§ **Directions**
In your copy of the entries, please include no pictures and return every word exactly.

─── Data records ───

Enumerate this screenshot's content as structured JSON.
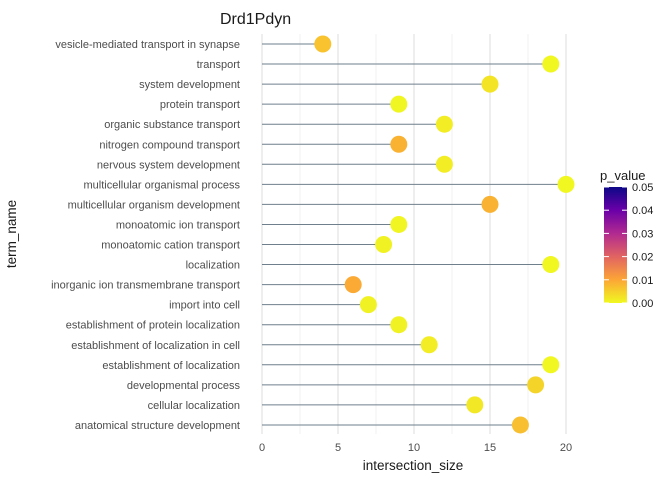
{
  "chart_data": {
    "type": "lollipop",
    "title": "Drd1Pdyn",
    "xlabel": "intersection_size",
    "ylabel": "term_name",
    "xlim": [
      0,
      21
    ],
    "x_ticks": [
      0,
      5,
      10,
      15,
      20
    ],
    "x_tick_labels": [
      "0",
      "5",
      "10",
      "15",
      "20"
    ],
    "grid": true,
    "legend": {
      "title": "p_value",
      "position": "right",
      "ticks": [
        0.05,
        0.04,
        0.03,
        0.02,
        0.01,
        0.0
      ],
      "tick_labels": [
        "0.05",
        "0.04",
        "0.03",
        "0.02",
        "0.01",
        "0.00"
      ],
      "range": [
        0,
        0.05
      ],
      "colors": [
        "#F0F921",
        "#FCA636",
        "#E16462",
        "#B12A90",
        "#6A00A8",
        "#0D0887"
      ]
    },
    "categories": [
      "vesicle-mediated transport in synapse",
      "transport",
      "system development",
      "protein transport",
      "organic substance transport",
      "nitrogen compound transport",
      "nervous system development",
      "multicellular organismal process",
      "multicellular organism development",
      "monoatomic ion transport",
      "monoatomic cation transport",
      "localization",
      "inorganic ion transmembrane transport",
      "import into cell",
      "establishment of protein localization",
      "establishment of localization in cell",
      "establishment of localization",
      "developmental process",
      "cellular localization",
      "anatomical structure development"
    ],
    "values": [
      4,
      19,
      15,
      9,
      12,
      9,
      12,
      20,
      15,
      9,
      8,
      19,
      6,
      7,
      9,
      11,
      19,
      18,
      14,
      17
    ],
    "p_values": [
      0.0065,
      0.0002,
      0.0025,
      0.0004,
      0.0015,
      0.0085,
      0.0015,
      0.0002,
      0.0085,
      0.0005,
      0.0008,
      0.0002,
      0.0095,
      0.0008,
      0.0008,
      0.0015,
      0.0002,
      0.0045,
      0.002,
      0.007
    ]
  }
}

───

§ **Reply to the exercise**
Enumerate this screenshot's content as structured JSON.
{
  "chart_data": {
    "type": "lollipop",
    "title": "Drd1Pdyn",
    "xlabel": "intersection_size",
    "ylabel": "term_name",
    "xlim": [
      0,
      21
    ],
    "x_ticks": [
      0,
      5,
      10,
      15,
      20
    ],
    "x_tick_labels": [
      "0",
      "5",
      "10",
      "15",
      "20"
    ],
    "grid": true,
    "legend": {
      "title": "p_value",
      "position": "right",
      "ticks": [
        0.05,
        0.04,
        0.03,
        0.02,
        0.01,
        0.0
      ],
      "tick_labels": [
        "0.05",
        "0.04",
        "0.03",
        "0.02",
        "0.01",
        "0.00"
      ],
      "range": [
        0,
        0.05
      ],
      "colors": [
        "#F0F921",
        "#FCA636",
        "#E16462",
        "#B12A90",
        "#6A00A8",
        "#0D0887"
      ]
    },
    "categories": [
      "vesicle-mediated transport in synapse",
      "transport",
      "system development",
      "protein transport",
      "organic substance transport",
      "nitrogen compound transport",
      "nervous system development",
      "multicellular organismal process",
      "multicellular organism development",
      "monoatomic ion transport",
      "monoatomic cation transport",
      "localization",
      "inorganic ion transmembrane transport",
      "import into cell",
      "establishment of protein localization",
      "establishment of localization in cell",
      "establishment of localization",
      "developmental process",
      "cellular localization",
      "anatomical structure development"
    ],
    "values": [
      4,
      19,
      15,
      9,
      12,
      9,
      12,
      20,
      15,
      9,
      8,
      19,
      6,
      7,
      9,
      11,
      19,
      18,
      14,
      17
    ],
    "p_values": [
      0.0065,
      0.0002,
      0.0025,
      0.0004,
      0.0015,
      0.0085,
      0.0015,
      0.0002,
      0.0085,
      0.0005,
      0.0008,
      0.0002,
      0.0095,
      0.0008,
      0.0008,
      0.0015,
      0.0002,
      0.0045,
      0.002,
      0.007
    ]
  }
}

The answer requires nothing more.